* BEGIN DATA SUPPLIED *
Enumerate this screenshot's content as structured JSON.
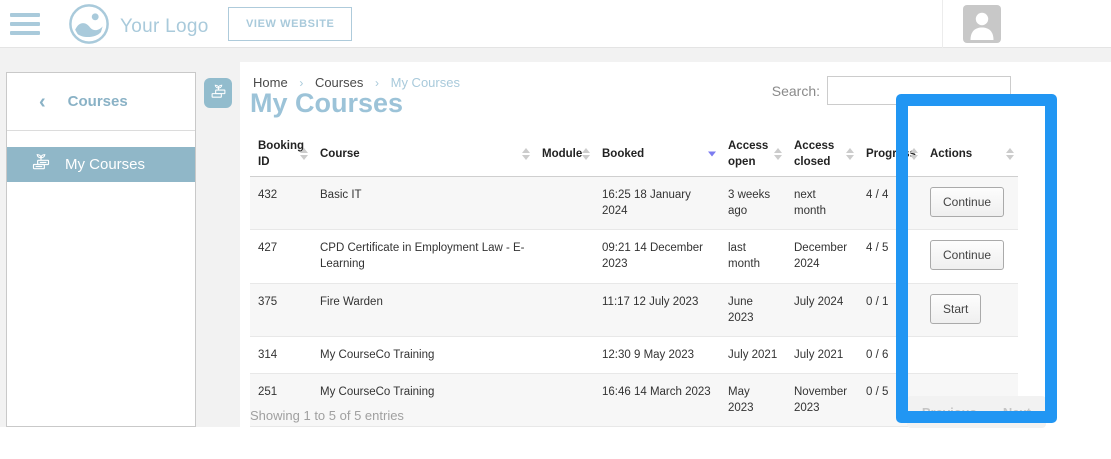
{
  "header": {
    "logo_text": "Your Logo",
    "view_website_label": "VIEW WEBSITE"
  },
  "sidebar": {
    "back_label": "Courses",
    "active_item": "My Courses"
  },
  "breadcrumb": {
    "items": [
      "Home",
      "Courses",
      "My Courses"
    ]
  },
  "page": {
    "title": "My Courses"
  },
  "search": {
    "label": "Search:",
    "value": ""
  },
  "table": {
    "columns": [
      "Booking ID",
      "Course",
      "Module",
      "Booked",
      "Access open",
      "Access closed",
      "Progress",
      "Actions"
    ],
    "sorted_column": "Booked",
    "sort_direction": "desc",
    "rows": [
      {
        "booking_id": "432",
        "course": "Basic IT",
        "module": "",
        "booked": "16:25 18 January 2024",
        "access_open": "3 weeks ago",
        "access_closed": "next month",
        "progress": "4 / 4",
        "action": "Continue"
      },
      {
        "booking_id": "427",
        "course": "CPD Certificate in Employment Law - E-Learning",
        "module": "",
        "booked": "09:21 14 December 2023",
        "access_open": "last month",
        "access_closed": "December 2024",
        "progress": "4 / 5",
        "action": "Continue"
      },
      {
        "booking_id": "375",
        "course": "Fire Warden",
        "module": "",
        "booked": "11:17 12 July 2023",
        "access_open": "June 2023",
        "access_closed": "July 2024",
        "progress": "0 / 1",
        "action": "Start"
      },
      {
        "booking_id": "314",
        "course": "My CourseCo Training",
        "module": "",
        "booked": "12:30 9 May 2023",
        "access_open": "July 2021",
        "access_closed": "July 2021",
        "progress": "0 / 6",
        "action": ""
      },
      {
        "booking_id": "251",
        "course": "My CourseCo Training",
        "module": "",
        "booked": "16:46 14 March 2023",
        "access_open": "May 2023",
        "access_closed": "November 2023",
        "progress": "0 / 5",
        "action": ""
      }
    ],
    "footer": {
      "showing_text": "Showing 1 to 5 of 5 entries",
      "previous_label": "Previous",
      "next_label": "Next"
    }
  },
  "colors": {
    "accent": "#a9cadb",
    "title": "#9cc3d8",
    "sidebar_active_bg": "#90b7c8",
    "annotation_blue": "#2196f3",
    "active_sort_arrow": "#7c7cf0",
    "row_stripe": "#f7f7f7"
  },
  "annotation": {
    "type": "highlight-rectangle",
    "target": "Actions column"
  }
}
* END DATA SUPPLIED *
--- SET EXERCISE ---
Without the pictures, reproduce every line of the records above exactly.

--- WRITTEN RESPONSE ---
Enumerate this screenshot's content as structured JSON.
{
  "header": {
    "logo_text": "Your Logo",
    "view_website_label": "VIEW WEBSITE"
  },
  "sidebar": {
    "back_label": "Courses",
    "active_item": "My Courses"
  },
  "breadcrumb": {
    "items": [
      "Home",
      "Courses",
      "My Courses"
    ]
  },
  "page": {
    "title": "My Courses"
  },
  "search": {
    "label": "Search:",
    "value": ""
  },
  "table": {
    "columns": [
      "Booking ID",
      "Course",
      "Module",
      "Booked",
      "Access open",
      "Access closed",
      "Progress",
      "Actions"
    ],
    "sorted_column": "Booked",
    "sort_direction": "desc",
    "rows": [
      {
        "booking_id": "432",
        "course": "Basic IT",
        "module": "",
        "booked": "16:25 18 January 2024",
        "access_open": "3 weeks ago",
        "access_closed": "next month",
        "progress": "4 / 4",
        "action": "Continue"
      },
      {
        "booking_id": "427",
        "course": "CPD Certificate in Employment Law - E-Learning",
        "module": "",
        "booked": "09:21 14 December 2023",
        "access_open": "last month",
        "access_closed": "December 2024",
        "progress": "4 / 5",
        "action": "Continue"
      },
      {
        "booking_id": "375",
        "course": "Fire Warden",
        "module": "",
        "booked": "11:17 12 July 2023",
        "access_open": "June 2023",
        "access_closed": "July 2024",
        "progress": "0 / 1",
        "action": "Start"
      },
      {
        "booking_id": "314",
        "course": "My CourseCo Training",
        "module": "",
        "booked": "12:30 9 May 2023",
        "access_open": "July 2021",
        "access_closed": "July 2021",
        "progress": "0 / 6",
        "action": ""
      },
      {
        "booking_id": "251",
        "course": "My CourseCo Training",
        "module": "",
        "booked": "16:46 14 March 2023",
        "access_open": "May 2023",
        "access_closed": "November 2023",
        "progress": "0 / 5",
        "action": ""
      }
    ],
    "footer": {
      "showing_text": "Showing 1 to 5 of 5 entries",
      "previous_label": "Previous",
      "next_label": "Next"
    }
  },
  "colors": {
    "accent": "#a9cadb",
    "title": "#9cc3d8",
    "sidebar_active_bg": "#90b7c8",
    "annotation_blue": "#2196f3",
    "active_sort_arrow": "#7c7cf0",
    "row_stripe": "#f7f7f7"
  },
  "annotation": {
    "type": "highlight-rectangle",
    "target": "Actions column"
  }
}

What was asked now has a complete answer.